_Instructions for the task_
Below are records to be output exactly, every one of them.

================================

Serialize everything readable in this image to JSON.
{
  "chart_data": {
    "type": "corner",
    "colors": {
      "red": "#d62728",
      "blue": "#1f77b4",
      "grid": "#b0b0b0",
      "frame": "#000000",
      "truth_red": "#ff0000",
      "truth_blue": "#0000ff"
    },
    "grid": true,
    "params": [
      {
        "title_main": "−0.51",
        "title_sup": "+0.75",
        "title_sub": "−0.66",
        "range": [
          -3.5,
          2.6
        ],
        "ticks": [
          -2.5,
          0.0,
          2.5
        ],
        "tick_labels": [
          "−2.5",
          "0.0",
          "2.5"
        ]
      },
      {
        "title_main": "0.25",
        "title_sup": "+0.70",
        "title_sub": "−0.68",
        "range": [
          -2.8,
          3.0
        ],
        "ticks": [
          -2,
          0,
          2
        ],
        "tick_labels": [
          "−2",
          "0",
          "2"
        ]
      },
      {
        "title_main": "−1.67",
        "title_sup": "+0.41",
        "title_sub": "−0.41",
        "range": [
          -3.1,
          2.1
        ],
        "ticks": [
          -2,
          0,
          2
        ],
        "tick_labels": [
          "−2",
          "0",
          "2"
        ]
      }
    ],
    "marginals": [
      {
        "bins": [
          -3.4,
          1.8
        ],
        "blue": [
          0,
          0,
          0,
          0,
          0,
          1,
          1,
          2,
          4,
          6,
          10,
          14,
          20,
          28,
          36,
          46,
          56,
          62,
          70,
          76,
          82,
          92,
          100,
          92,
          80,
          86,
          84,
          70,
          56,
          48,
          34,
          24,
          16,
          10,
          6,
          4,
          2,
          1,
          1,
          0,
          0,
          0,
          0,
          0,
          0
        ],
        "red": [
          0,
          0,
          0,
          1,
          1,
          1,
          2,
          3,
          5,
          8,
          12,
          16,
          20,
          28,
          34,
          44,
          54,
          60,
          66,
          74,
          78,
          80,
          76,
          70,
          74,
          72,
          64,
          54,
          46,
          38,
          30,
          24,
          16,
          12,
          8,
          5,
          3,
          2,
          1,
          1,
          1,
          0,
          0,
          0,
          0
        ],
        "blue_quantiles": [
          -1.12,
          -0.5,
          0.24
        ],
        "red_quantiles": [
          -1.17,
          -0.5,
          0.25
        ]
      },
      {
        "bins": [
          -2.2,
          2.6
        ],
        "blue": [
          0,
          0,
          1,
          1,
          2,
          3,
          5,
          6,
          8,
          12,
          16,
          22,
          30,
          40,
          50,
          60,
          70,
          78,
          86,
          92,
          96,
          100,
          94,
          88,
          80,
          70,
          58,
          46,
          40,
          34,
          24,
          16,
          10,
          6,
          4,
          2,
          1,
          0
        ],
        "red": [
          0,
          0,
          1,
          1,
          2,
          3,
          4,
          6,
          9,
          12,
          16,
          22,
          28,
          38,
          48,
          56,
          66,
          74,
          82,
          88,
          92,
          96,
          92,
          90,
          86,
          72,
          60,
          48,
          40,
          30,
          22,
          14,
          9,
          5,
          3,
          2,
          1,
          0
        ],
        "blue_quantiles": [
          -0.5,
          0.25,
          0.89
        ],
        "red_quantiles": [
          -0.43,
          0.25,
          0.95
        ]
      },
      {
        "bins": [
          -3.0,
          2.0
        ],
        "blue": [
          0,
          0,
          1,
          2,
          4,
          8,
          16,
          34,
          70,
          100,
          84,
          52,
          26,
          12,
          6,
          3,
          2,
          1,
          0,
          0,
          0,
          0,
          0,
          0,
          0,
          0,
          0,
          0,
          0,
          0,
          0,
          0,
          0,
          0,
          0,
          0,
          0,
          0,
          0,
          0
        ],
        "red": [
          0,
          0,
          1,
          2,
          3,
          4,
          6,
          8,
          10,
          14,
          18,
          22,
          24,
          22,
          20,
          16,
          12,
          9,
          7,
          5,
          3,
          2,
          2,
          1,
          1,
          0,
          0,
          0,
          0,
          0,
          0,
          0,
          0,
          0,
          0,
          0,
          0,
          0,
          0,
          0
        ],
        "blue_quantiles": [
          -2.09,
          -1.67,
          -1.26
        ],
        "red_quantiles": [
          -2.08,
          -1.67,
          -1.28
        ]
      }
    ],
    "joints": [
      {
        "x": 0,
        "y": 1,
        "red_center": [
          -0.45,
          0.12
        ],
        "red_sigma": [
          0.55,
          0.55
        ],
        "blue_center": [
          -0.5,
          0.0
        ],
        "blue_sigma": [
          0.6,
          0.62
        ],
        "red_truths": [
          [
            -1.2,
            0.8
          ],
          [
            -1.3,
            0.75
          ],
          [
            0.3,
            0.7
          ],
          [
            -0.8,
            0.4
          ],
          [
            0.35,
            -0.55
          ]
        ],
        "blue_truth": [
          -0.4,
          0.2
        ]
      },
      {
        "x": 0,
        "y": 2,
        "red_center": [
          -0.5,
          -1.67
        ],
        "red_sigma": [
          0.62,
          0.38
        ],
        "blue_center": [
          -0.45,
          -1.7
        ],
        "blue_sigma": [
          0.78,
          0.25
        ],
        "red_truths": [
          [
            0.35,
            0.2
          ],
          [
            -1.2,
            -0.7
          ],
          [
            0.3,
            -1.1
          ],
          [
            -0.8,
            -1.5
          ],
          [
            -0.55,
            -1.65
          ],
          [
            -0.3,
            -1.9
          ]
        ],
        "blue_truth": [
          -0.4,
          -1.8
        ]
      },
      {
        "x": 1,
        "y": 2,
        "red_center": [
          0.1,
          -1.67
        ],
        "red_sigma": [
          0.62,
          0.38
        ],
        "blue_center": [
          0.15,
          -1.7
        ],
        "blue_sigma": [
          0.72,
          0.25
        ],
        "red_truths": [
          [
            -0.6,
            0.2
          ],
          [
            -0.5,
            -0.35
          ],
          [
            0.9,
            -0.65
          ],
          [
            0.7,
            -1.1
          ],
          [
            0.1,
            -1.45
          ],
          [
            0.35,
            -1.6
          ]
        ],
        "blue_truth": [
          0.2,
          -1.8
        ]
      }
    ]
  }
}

================================

_Response to this task_
Serialize everything readable in this image to JSON.
{
  "chart_data": {
    "type": "corner",
    "colors": {
      "red": "#d62728",
      "blue": "#1f77b4",
      "grid": "#b0b0b0",
      "frame": "#000000",
      "truth_red": "#ff0000",
      "truth_blue": "#0000ff"
    },
    "grid": true,
    "params": [
      {
        "title_main": "−0.51",
        "title_sup": "+0.75",
        "title_sub": "−0.66",
        "range": [
          -3.5,
          2.6
        ],
        "ticks": [
          -2.5,
          0.0,
          2.5
        ],
        "tick_labels": [
          "−2.5",
          "0.0",
          "2.5"
        ]
      },
      {
        "title_main": "0.25",
        "title_sup": "+0.70",
        "title_sub": "−0.68",
        "range": [
          -2.8,
          3.0
        ],
        "ticks": [
          -2,
          0,
          2
        ],
        "tick_labels": [
          "−2",
          "0",
          "2"
        ]
      },
      {
        "title_main": "−1.67",
        "title_sup": "+0.41",
        "title_sub": "−0.41",
        "range": [
          -3.1,
          2.1
        ],
        "ticks": [
          -2,
          0,
          2
        ],
        "tick_labels": [
          "−2",
          "0",
          "2"
        ]
      }
    ],
    "marginals": [
      {
        "bins": [
          -3.4,
          1.8
        ],
        "blue": [
          0,
          0,
          0,
          0,
          0,
          1,
          1,
          2,
          4,
          6,
          10,
          14,
          20,
          28,
          36,
          46,
          56,
          62,
          70,
          76,
          82,
          92,
          100,
          92,
          80,
          86,
          84,
          70,
          56,
          48,
          34,
          24,
          16,
          10,
          6,
          4,
          2,
          1,
          1,
          0,
          0,
          0,
          0,
          0,
          0
        ],
        "red": [
          0,
          0,
          0,
          1,
          1,
          1,
          2,
          3,
          5,
          8,
          12,
          16,
          20,
          28,
          34,
          44,
          54,
          60,
          66,
          74,
          78,
          80,
          76,
          70,
          74,
          72,
          64,
          54,
          46,
          38,
          30,
          24,
          16,
          12,
          8,
          5,
          3,
          2,
          1,
          1,
          1,
          0,
          0,
          0,
          0
        ],
        "blue_quantiles": [
          -1.12,
          -0.5,
          0.24
        ],
        "red_quantiles": [
          -1.17,
          -0.5,
          0.25
        ]
      },
      {
        "bins": [
          -2.2,
          2.6
        ],
        "blue": [
          0,
          0,
          1,
          1,
          2,
          3,
          5,
          6,
          8,
          12,
          16,
          22,
          30,
          40,
          50,
          60,
          70,
          78,
          86,
          92,
          96,
          100,
          94,
          88,
          80,
          70,
          58,
          46,
          40,
          34,
          24,
          16,
          10,
          6,
          4,
          2,
          1,
          0
        ],
        "red": [
          0,
          0,
          1,
          1,
          2,
          3,
          4,
          6,
          9,
          12,
          16,
          22,
          28,
          38,
          48,
          56,
          66,
          74,
          82,
          88,
          92,
          96,
          92,
          90,
          86,
          72,
          60,
          48,
          40,
          30,
          22,
          14,
          9,
          5,
          3,
          2,
          1,
          0
        ],
        "blue_quantiles": [
          -0.5,
          0.25,
          0.89
        ],
        "red_quantiles": [
          -0.43,
          0.25,
          0.95
        ]
      },
      {
        "bins": [
          -3.0,
          2.0
        ],
        "blue": [
          0,
          0,
          1,
          2,
          4,
          8,
          16,
          34,
          70,
          100,
          84,
          52,
          26,
          12,
          6,
          3,
          2,
          1,
          0,
          0,
          0,
          0,
          0,
          0,
          0,
          0,
          0,
          0,
          0,
          0,
          0,
          0,
          0,
          0,
          0,
          0,
          0,
          0,
          0,
          0
        ],
        "red": [
          0,
          0,
          1,
          2,
          3,
          4,
          6,
          8,
          10,
          14,
          18,
          22,
          24,
          22,
          20,
          16,
          12,
          9,
          7,
          5,
          3,
          2,
          2,
          1,
          1,
          0,
          0,
          0,
          0,
          0,
          0,
          0,
          0,
          0,
          0,
          0,
          0,
          0,
          0,
          0
        ],
        "blue_quantiles": [
          -2.09,
          -1.67,
          -1.26
        ],
        "red_quantiles": [
          -2.08,
          -1.67,
          -1.28
        ]
      }
    ],
    "joints": [
      {
        "x": 0,
        "y": 1,
        "red_center": [
          -0.45,
          0.12
        ],
        "red_sigma": [
          0.55,
          0.55
        ],
        "blue_center": [
          -0.5,
          0.0
        ],
        "blue_sigma": [
          0.6,
          0.62
        ],
        "red_truths": [
          [
            -1.2,
            0.8
          ],
          [
            -1.3,
            0.75
          ],
          [
            0.3,
            0.7
          ],
          [
            -0.8,
            0.4
          ],
          [
            0.35,
            -0.55
          ]
        ],
        "blue_truth": [
          -0.4,
          0.2
        ]
      },
      {
        "x": 0,
        "y": 2,
        "red_center": [
          -0.5,
          -1.67
        ],
        "red_sigma": [
          0.62,
          0.38
        ],
        "blue_center": [
          -0.45,
          -1.7
        ],
        "blue_sigma": [
          0.78,
          0.25
        ],
        "red_truths": [
          [
            0.35,
            0.2
          ],
          [
            -1.2,
            -0.7
          ],
          [
            0.3,
            -1.1
          ],
          [
            -0.8,
            -1.5
          ],
          [
            -0.55,
            -1.65
          ],
          [
            -0.3,
            -1.9
          ]
        ],
        "blue_truth": [
          -0.4,
          -1.8
        ]
      },
      {
        "x": 1,
        "y": 2,
        "red_center": [
          0.1,
          -1.67
        ],
        "red_sigma": [
          0.62,
          0.38
        ],
        "blue_center": [
          0.15,
          -1.7
        ],
        "blue_sigma": [
          0.72,
          0.25
        ],
        "red_truths": [
          [
            -0.6,
            0.2
          ],
          [
            -0.5,
            -0.35
          ],
          [
            0.9,
            -0.65
          ],
          [
            0.7,
            -1.1
          ],
          [
            0.1,
            -1.45
          ],
          [
            0.35,
            -1.6
          ]
        ],
        "blue_truth": [
          0.2,
          -1.8
        ]
      }
    ]
  }
}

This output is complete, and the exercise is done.